■ The records ■
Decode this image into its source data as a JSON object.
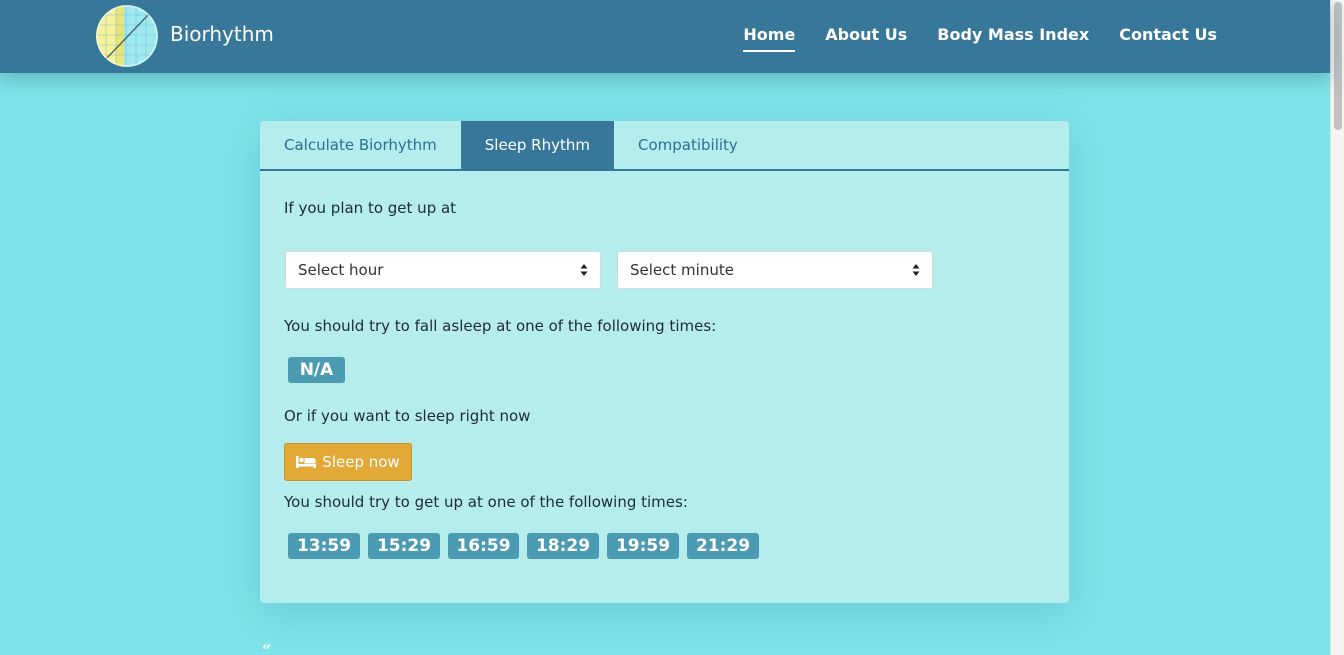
{
  "header": {
    "brand": "Biorhythm",
    "nav": [
      "Home",
      "About Us",
      "Body Mass Index",
      "Contact Us"
    ],
    "active_nav": "Home"
  },
  "tabs": [
    "Calculate Biorhythm",
    "Sleep Rhythm",
    "Compatibility"
  ],
  "active_tab": "Sleep Rhythm",
  "sleep": {
    "plan_label": "If you plan to get up at",
    "hour_select": "Select hour",
    "minute_select": "Select minute",
    "fall_asleep_label": "You should try to fall asleep at one of the following times:",
    "fall_asleep_value": "N/A",
    "sleep_now_label": "Or if you want to sleep right now",
    "sleep_now_button": "Sleep now",
    "wake_label": "You should try to get up at one of the following times:",
    "wake_times": [
      "13:59",
      "15:29",
      "16:59",
      "18:29",
      "19:59",
      "21:29"
    ]
  },
  "footer": {
    "quote_mark": "“"
  },
  "colors": {
    "background": "#7ee3ea",
    "navbar": "#37779a",
    "card": "#b5ecec",
    "badge": "#4b9bb3",
    "sleep_button": "#e2a937"
  },
  "icons": {
    "bed": "bed-icon",
    "select_arrow": "sort-arrows-icon"
  }
}
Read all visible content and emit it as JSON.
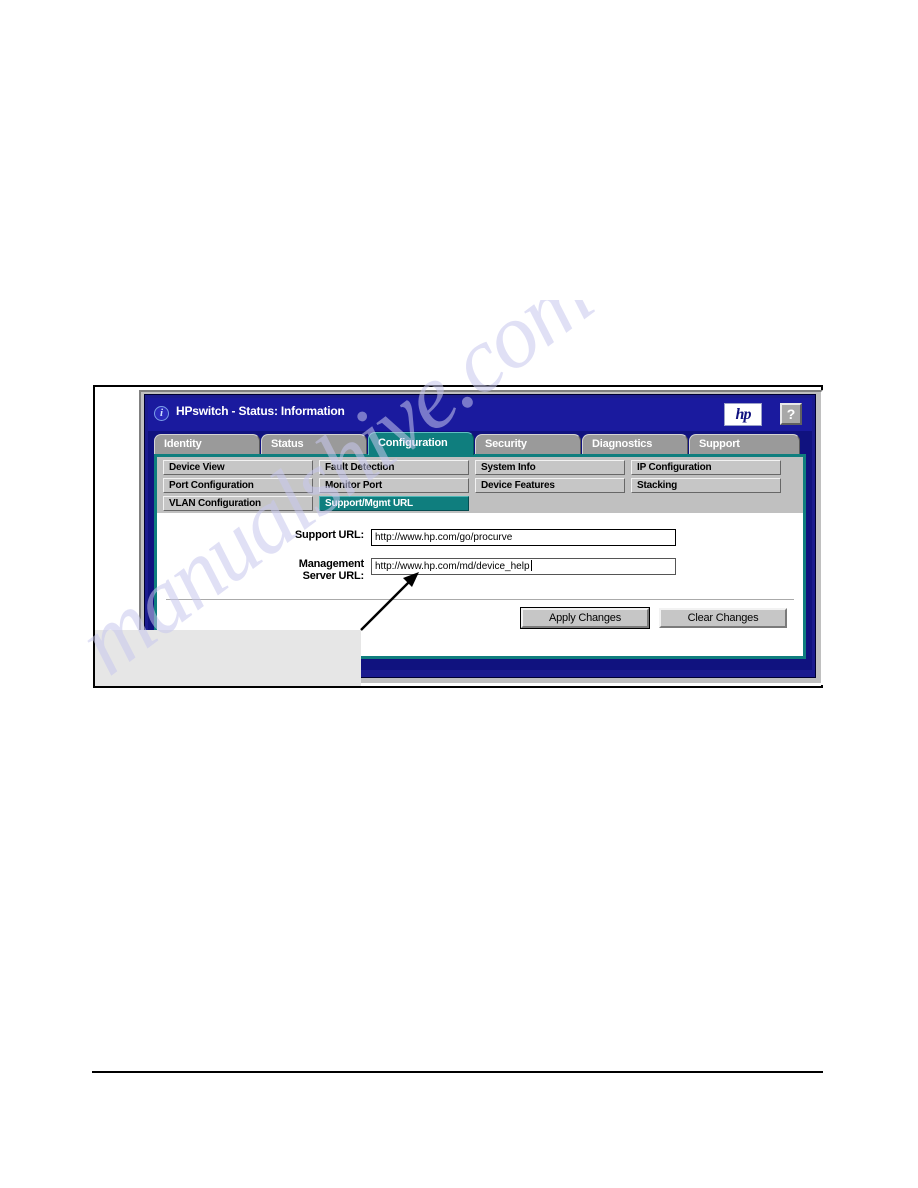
{
  "window": {
    "title": "HPswitch - Status: Information",
    "info_icon": "info-circle-icon",
    "brand_logo": "hp",
    "help_label": "?"
  },
  "tabs": [
    {
      "label": "Identity",
      "active": false
    },
    {
      "label": "Status",
      "active": false
    },
    {
      "label": "Configuration",
      "active": true
    },
    {
      "label": "Security",
      "active": false
    },
    {
      "label": "Diagnostics",
      "active": false
    },
    {
      "label": "Support",
      "active": false
    }
  ],
  "subnav": {
    "rows": [
      [
        {
          "label": "Device View",
          "selected": false
        },
        {
          "label": "Fault Detection",
          "selected": false
        },
        {
          "label": "System Info",
          "selected": false
        },
        {
          "label": "IP Configuration",
          "selected": false
        }
      ],
      [
        {
          "label": "Port Configuration",
          "selected": false
        },
        {
          "label": "Monitor Port",
          "selected": false
        },
        {
          "label": "Device Features",
          "selected": false
        },
        {
          "label": "Stacking",
          "selected": false
        }
      ],
      [
        {
          "label": "VLAN Configuration",
          "selected": false
        },
        {
          "label": "Support/Mgmt URL",
          "selected": true
        },
        {
          "label": "",
          "selected": false
        },
        {
          "label": "",
          "selected": false
        }
      ]
    ]
  },
  "form": {
    "support_url": {
      "label": "Support URL:",
      "value": "http://www.hp.com/go/procurve",
      "placeholder": "http://"
    },
    "management_server_url": {
      "label_line1": "Management",
      "label_line2": "Server URL:",
      "value": "http://www.hp.com/md/device_help",
      "placeholder": "http://",
      "focused": true
    }
  },
  "buttons": {
    "apply": "Apply Changes",
    "clear": "Clear Changes"
  },
  "watermark": {
    "text": "manualshive.com"
  },
  "colors": {
    "titlebar_blue": "#1a1a9e",
    "window_blue": "#10127f",
    "accent_teal": "#0f7e7e",
    "tab_gray": "#9a9a9a",
    "button_face": "#c6c6c6"
  }
}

■ Exercise details ■
Print each entry shown above with exact wording and no pictures.

■ Completed task ■
Decode this image into its source data as a JSON object.
{
  "header": {
    "brand": "Biorhythm",
    "nav": [
      "Home",
      "About Us",
      "Body Mass Index",
      "Contact Us"
    ],
    "active_nav": "Home"
  },
  "tabs": [
    "Calculate Biorhythm",
    "Sleep Rhythm",
    "Compatibility"
  ],
  "active_tab": "Sleep Rhythm",
  "sleep": {
    "plan_label": "If you plan to get up at",
    "hour_select": "Select hour",
    "minute_select": "Select minute",
    "fall_asleep_label": "You should try to fall asleep at one of the following times:",
    "fall_asleep_value": "N/A",
    "sleep_now_label": "Or if you want to sleep right now",
    "sleep_now_button": "Sleep now",
    "wake_label": "You should try to get up at one of the following times:",
    "wake_times": [
      "13:59",
      "15:29",
      "16:59",
      "18:29",
      "19:59",
      "21:29"
    ]
  },
  "footer": {
    "quote_mark": "“"
  },
  "colors": {
    "background": "#7ee3ea",
    "navbar": "#37779a",
    "card": "#b5ecec",
    "badge": "#4b9bb3",
    "sleep_button": "#e2a937"
  },
  "icons": {
    "bed": "bed-icon",
    "select_arrow": "sort-arrows-icon"
  }
}
Read all visible content and emit it as JSON.
{
  "window": {
    "title": "HPswitch - Status: Information",
    "info_icon": "info-circle-icon",
    "brand_logo": "hp",
    "help_label": "?"
  },
  "tabs": [
    {
      "label": "Identity",
      "active": false
    },
    {
      "label": "Status",
      "active": false
    },
    {
      "label": "Configuration",
      "active": true
    },
    {
      "label": "Security",
      "active": false
    },
    {
      "label": "Diagnostics",
      "active": false
    },
    {
      "label": "Support",
      "active": false
    }
  ],
  "subnav": {
    "rows": [
      [
        {
          "label": "Device View",
          "selected": false
        },
        {
          "label": "Fault Detection",
          "selected": false
        },
        {
          "label": "System Info",
          "selected": false
        },
        {
          "label": "IP Configuration",
          "selected": false
        }
      ],
      [
        {
          "label": "Port Configuration",
          "selected": false
        },
        {
          "label": "Monitor Port",
          "selected": false
        },
        {
          "label": "Device Features",
          "selected": false
        },
        {
          "label": "Stacking",
          "selected": false
        }
      ],
      [
        {
          "label": "VLAN Configuration",
          "selected": false
        },
        {
          "label": "Support/Mgmt URL",
          "selected": true
        },
        {
          "label": "",
          "selected": false
        },
        {
          "label": "",
          "selected": false
        }
      ]
    ]
  },
  "form": {
    "support_url": {
      "label": "Support URL:",
      "value": "http://www.hp.com/go/procurve",
      "placeholder": "http://"
    },
    "management_server_url": {
      "label_line1": "Management",
      "label_line2": "Server URL:",
      "value": "http://www.hp.com/md/device_help",
      "placeholder": "http://",
      "focused": true
    }
  },
  "buttons": {
    "apply": "Apply Changes",
    "clear": "Clear Changes"
  },
  "watermark": {
    "text": "manualshive.com"
  },
  "colors": {
    "titlebar_blue": "#1a1a9e",
    "window_blue": "#10127f",
    "accent_teal": "#0f7e7e",
    "tab_gray": "#9a9a9a",
    "button_face": "#c6c6c6"
  }
}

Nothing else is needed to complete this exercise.